[begin Extracted information]

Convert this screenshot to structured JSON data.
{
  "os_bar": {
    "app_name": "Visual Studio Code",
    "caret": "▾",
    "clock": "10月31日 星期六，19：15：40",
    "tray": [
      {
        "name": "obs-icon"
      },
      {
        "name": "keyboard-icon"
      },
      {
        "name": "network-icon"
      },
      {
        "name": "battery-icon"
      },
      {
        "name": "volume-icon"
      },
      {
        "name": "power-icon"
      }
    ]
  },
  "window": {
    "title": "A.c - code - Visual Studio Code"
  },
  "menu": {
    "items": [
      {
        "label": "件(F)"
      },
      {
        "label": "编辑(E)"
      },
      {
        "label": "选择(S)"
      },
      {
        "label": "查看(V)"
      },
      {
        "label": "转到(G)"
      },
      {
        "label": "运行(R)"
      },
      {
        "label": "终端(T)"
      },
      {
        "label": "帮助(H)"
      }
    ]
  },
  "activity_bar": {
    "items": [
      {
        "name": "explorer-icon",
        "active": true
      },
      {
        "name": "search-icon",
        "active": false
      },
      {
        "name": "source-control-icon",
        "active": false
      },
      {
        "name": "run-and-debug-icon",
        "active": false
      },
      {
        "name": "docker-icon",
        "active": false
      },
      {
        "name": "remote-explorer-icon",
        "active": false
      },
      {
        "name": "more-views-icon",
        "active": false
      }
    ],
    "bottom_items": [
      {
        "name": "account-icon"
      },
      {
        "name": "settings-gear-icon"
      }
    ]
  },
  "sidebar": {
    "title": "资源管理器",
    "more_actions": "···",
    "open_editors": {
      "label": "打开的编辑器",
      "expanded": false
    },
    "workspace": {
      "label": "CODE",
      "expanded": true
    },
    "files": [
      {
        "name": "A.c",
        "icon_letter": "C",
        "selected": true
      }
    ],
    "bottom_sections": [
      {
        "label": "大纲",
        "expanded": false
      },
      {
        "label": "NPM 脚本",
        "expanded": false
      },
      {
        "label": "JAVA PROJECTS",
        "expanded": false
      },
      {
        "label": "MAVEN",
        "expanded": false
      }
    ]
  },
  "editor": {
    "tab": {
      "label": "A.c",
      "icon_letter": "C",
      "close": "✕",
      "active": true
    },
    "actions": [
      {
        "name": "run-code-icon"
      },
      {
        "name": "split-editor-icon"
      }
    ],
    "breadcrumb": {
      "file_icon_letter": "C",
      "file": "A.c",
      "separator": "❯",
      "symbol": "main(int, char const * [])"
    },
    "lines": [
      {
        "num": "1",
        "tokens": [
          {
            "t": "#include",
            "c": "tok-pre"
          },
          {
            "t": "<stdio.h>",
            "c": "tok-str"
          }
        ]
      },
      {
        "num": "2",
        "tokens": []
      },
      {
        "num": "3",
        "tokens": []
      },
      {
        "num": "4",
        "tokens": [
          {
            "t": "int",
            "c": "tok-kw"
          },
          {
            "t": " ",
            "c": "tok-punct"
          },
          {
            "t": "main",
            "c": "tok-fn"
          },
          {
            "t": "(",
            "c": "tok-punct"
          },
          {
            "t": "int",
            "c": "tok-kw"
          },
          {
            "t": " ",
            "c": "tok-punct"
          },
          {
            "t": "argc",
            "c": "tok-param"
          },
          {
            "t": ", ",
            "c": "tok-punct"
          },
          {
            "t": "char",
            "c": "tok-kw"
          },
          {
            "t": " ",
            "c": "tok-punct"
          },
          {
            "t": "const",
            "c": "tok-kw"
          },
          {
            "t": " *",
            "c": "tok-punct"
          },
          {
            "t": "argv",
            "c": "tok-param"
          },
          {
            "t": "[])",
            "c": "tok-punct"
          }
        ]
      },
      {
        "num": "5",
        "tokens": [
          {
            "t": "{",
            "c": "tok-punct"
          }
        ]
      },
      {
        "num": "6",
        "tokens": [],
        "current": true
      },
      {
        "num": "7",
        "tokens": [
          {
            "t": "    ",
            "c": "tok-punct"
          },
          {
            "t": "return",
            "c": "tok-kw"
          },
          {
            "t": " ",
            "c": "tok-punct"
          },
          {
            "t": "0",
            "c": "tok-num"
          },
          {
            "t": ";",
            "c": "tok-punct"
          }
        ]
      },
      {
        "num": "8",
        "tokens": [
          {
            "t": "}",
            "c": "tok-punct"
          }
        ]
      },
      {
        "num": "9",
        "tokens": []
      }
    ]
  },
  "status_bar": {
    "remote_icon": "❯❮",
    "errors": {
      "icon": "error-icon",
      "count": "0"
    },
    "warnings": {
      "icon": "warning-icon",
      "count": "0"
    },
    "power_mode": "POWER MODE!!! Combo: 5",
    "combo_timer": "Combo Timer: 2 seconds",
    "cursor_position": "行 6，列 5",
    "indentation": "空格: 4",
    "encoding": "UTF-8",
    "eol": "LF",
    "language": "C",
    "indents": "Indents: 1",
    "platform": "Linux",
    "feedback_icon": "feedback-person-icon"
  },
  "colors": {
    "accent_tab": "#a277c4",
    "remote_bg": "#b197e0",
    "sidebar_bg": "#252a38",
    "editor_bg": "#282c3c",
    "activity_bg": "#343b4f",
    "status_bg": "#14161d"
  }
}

[end Extracted information]

* [The problem]: Go through the listing above and locate each line that holds the word "title". Copy those lines.

* [Written response]:
    "title": "A.c - code - Visual Studio Code"
    "title": "资源管理器",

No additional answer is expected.